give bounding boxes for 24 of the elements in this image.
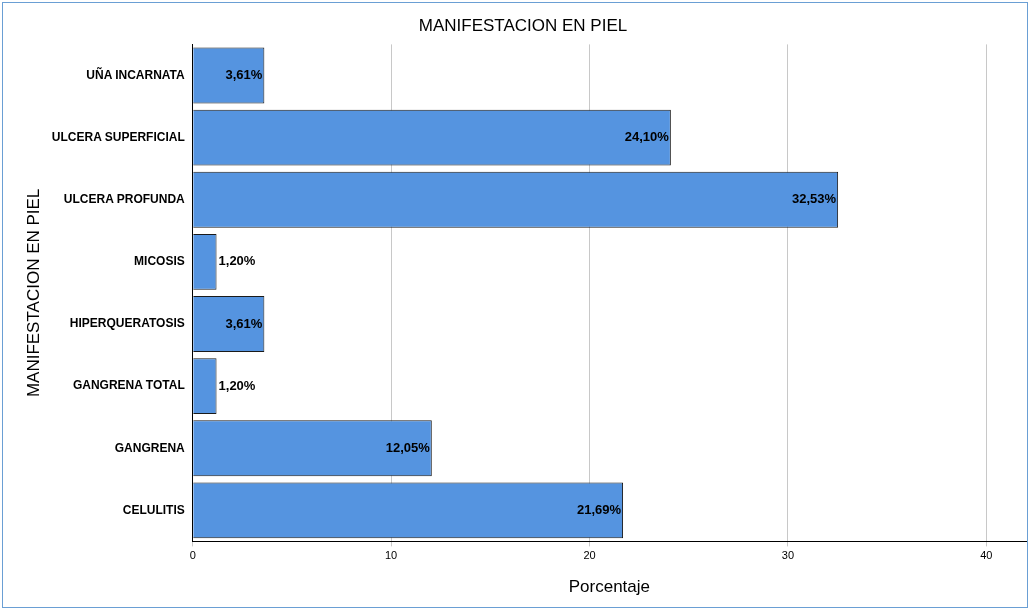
- chart-title: MANIFESTACION EN PIEL: [418, 15, 628, 35]
- data-label: 3,61%: [225, 315, 263, 331]
- data-label: 1,20%: [218, 377, 256, 393]
- x-tick-label: 40: [980, 549, 993, 562]
- y-tick-label: GANGRENA TOTAL: [72, 378, 185, 393]
- x-tick-label: 30: [781, 549, 795, 562]
- y-tick-label: HIPERQUERATOSIS: [69, 316, 185, 331]
- data-label: 12,05%: [385, 439, 431, 455]
- x-tick-label: 20: [583, 549, 596, 562]
- data-label: 24,10%: [624, 129, 670, 145]
- y-axis-title: MANIFESTACION EN PIEL: [23, 188, 43, 398]
- y-tick-label: MICOSIS: [134, 254, 185, 269]
- data-label: 1,20%: [218, 253, 256, 269]
- x-tick-label: 0: [189, 549, 196, 562]
- data-label: 3,61%: [225, 67, 263, 83]
- y-tick-label: CELULITIS: [122, 502, 185, 517]
- y-tick-label: ULCERA SUPERFICIAL: [51, 129, 185, 144]
- data-label: 21,69%: [576, 501, 622, 517]
- y-tick-label: ULCERA PROFUNDA: [63, 192, 186, 207]
- x-axis-title: Porcentaje: [568, 577, 651, 597]
- data-label: 32,53%: [792, 191, 837, 207]
- y-tick-label: UÑA INCARNATA: [86, 66, 186, 82]
- y-tick-label: GANGRENA: [114, 440, 186, 455]
- x-tick-label: 10: [385, 549, 398, 562]
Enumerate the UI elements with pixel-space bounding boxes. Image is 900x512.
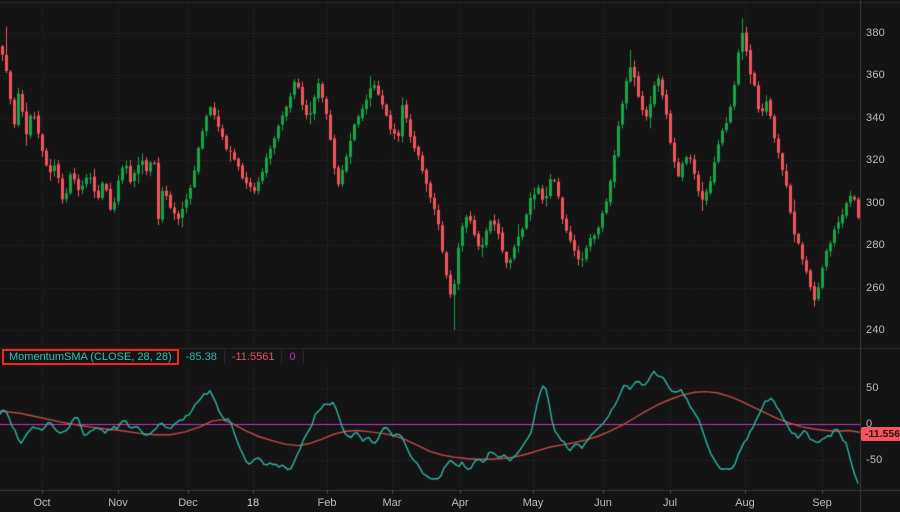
time-tick-label: Sep	[812, 497, 832, 509]
indicator-momentum-value: -85.38	[179, 350, 225, 364]
price-tick-label: 240	[866, 324, 885, 336]
time-tick-label: Apr	[451, 497, 469, 509]
time-tick-label: 18	[246, 497, 260, 509]
price-tick-label: 280	[866, 239, 885, 251]
indicator-sma-value: -11.5561	[225, 350, 283, 364]
time-tick-label: Feb	[317, 497, 337, 509]
momentum-last-value-badge: -11.556	[861, 427, 900, 441]
indicator-zero-value: 0	[282, 350, 304, 364]
price-tick-label: 260	[866, 282, 885, 294]
time-tick-label: Aug	[735, 497, 755, 509]
price-tick-label: 360	[866, 69, 885, 81]
price-tick-label: 380	[866, 27, 885, 39]
indicator-title-box[interactable]: MomentumSMA (CLOSE, 28, 28)	[2, 349, 179, 365]
time-tick-label: Jul	[662, 497, 678, 509]
time-tick-label: Nov	[108, 497, 128, 509]
time-tick-label: Dec	[178, 497, 198, 509]
time-tick-label: May	[522, 497, 544, 509]
momentum-tick-label: 50	[866, 382, 879, 394]
price-scale[interactable]	[860, 0, 900, 348]
price-tick-label: 300	[866, 197, 885, 209]
time-scale[interactable]	[0, 490, 900, 512]
momentum-tick-label: 0	[866, 418, 873, 430]
indicator-title: MomentumSMA (CLOSE, 28, 28)	[9, 351, 172, 363]
momentum-tick-label: -50	[866, 454, 883, 466]
price-tick-label: 320	[866, 154, 885, 166]
indicator-legend: MomentumSMA (CLOSE, 28, 28) -85.38 -11.5…	[2, 349, 304, 365]
time-tick-label: Mar	[382, 497, 402, 509]
time-tick-label: Jun	[594, 497, 612, 509]
price-tick-label: 340	[866, 112, 885, 124]
time-tick-label: Oct	[33, 497, 51, 509]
· · ·
▸ **Exercise goal**: Copy out every line of the rows above word for word, leaving out the pictures.

▸ **Exercise output**:
give bounding boxes for 24 of the elements in this image.
- chart-title: MANIFESTACION EN PIEL: [418, 15, 628, 35]
- data-label: 3,61%: [225, 315, 263, 331]
- data-label: 1,20%: [218, 377, 256, 393]
- x-tick-label: 40: [980, 549, 993, 562]
- y-tick-label: GANGRENA TOTAL: [72, 378, 185, 393]
- x-tick-label: 30: [781, 549, 795, 562]
- y-tick-label: HIPERQUERATOSIS: [69, 316, 185, 331]
- data-label: 12,05%: [385, 439, 431, 455]
- x-tick-label: 20: [583, 549, 596, 562]
- data-label: 24,10%: [624, 129, 670, 145]
- y-axis-title: MANIFESTACION EN PIEL: [23, 188, 43, 398]
- y-tick-label: MICOSIS: [134, 254, 185, 269]
- data-label: 1,20%: [218, 253, 256, 269]
- x-tick-label: 0: [189, 549, 196, 562]
- data-label: 3,61%: [225, 67, 263, 83]
- y-tick-label: CELULITIS: [122, 502, 185, 517]
- y-tick-label: ULCERA SUPERFICIAL: [51, 129, 185, 144]
- data-label: 21,69%: [576, 501, 622, 517]
- y-tick-label: ULCERA PROFUNDA: [63, 192, 186, 207]
- x-axis-title: Porcentaje: [568, 577, 651, 597]
- data-label: 32,53%: [792, 191, 837, 207]
- y-tick-label: UÑA INCARNATA: [86, 66, 186, 82]
- y-tick-label: GANGRENA: [114, 440, 186, 455]
- x-tick-label: 10: [385, 549, 398, 562]
Enumerate the UI elements with pixel-space bounding boxes. Image is 900x512.
time-tick-label: Sep	[812, 497, 832, 509]
indicator-momentum-value: -85.38	[179, 350, 225, 364]
price-tick-label: 240	[866, 324, 885, 336]
time-tick-label: Apr	[451, 497, 469, 509]
time-tick-label: 18	[246, 497, 260, 509]
price-tick-label: 280	[866, 239, 885, 251]
indicator-sma-value: -11.5561	[225, 350, 283, 364]
time-tick-label: Feb	[317, 497, 337, 509]
momentum-last-value-badge: -11.556	[861, 427, 900, 441]
indicator-zero-value: 0	[282, 350, 304, 364]
price-tick-label: 260	[866, 282, 885, 294]
time-tick-label: Aug	[735, 497, 755, 509]
price-tick-label: 360	[866, 69, 885, 81]
price-tick-label: 380	[866, 27, 885, 39]
indicator-title-box[interactable]: MomentumSMA (CLOSE, 28, 28)	[2, 349, 179, 365]
time-tick-label: Jul	[662, 497, 678, 509]
time-tick-label: Nov	[108, 497, 128, 509]
time-tick-label: Dec	[178, 497, 198, 509]
time-tick-label: May	[522, 497, 544, 509]
momentum-tick-label: 50	[866, 382, 879, 394]
price-scale[interactable]	[860, 0, 900, 348]
price-tick-label: 300	[866, 197, 885, 209]
time-scale[interactable]	[0, 490, 900, 512]
momentum-tick-label: 0	[866, 418, 873, 430]
indicator-title: MomentumSMA (CLOSE, 28, 28)	[9, 351, 172, 363]
momentum-tick-label: -50	[866, 454, 883, 466]
price-tick-label: 320	[866, 154, 885, 166]
indicator-legend: MomentumSMA (CLOSE, 28, 28) -85.38 -11.5…	[2, 349, 304, 365]
time-tick-label: Mar	[382, 497, 402, 509]
time-tick-label: Jun	[594, 497, 612, 509]
price-tick-label: 340	[866, 112, 885, 124]
time-tick-label: Oct	[33, 497, 51, 509]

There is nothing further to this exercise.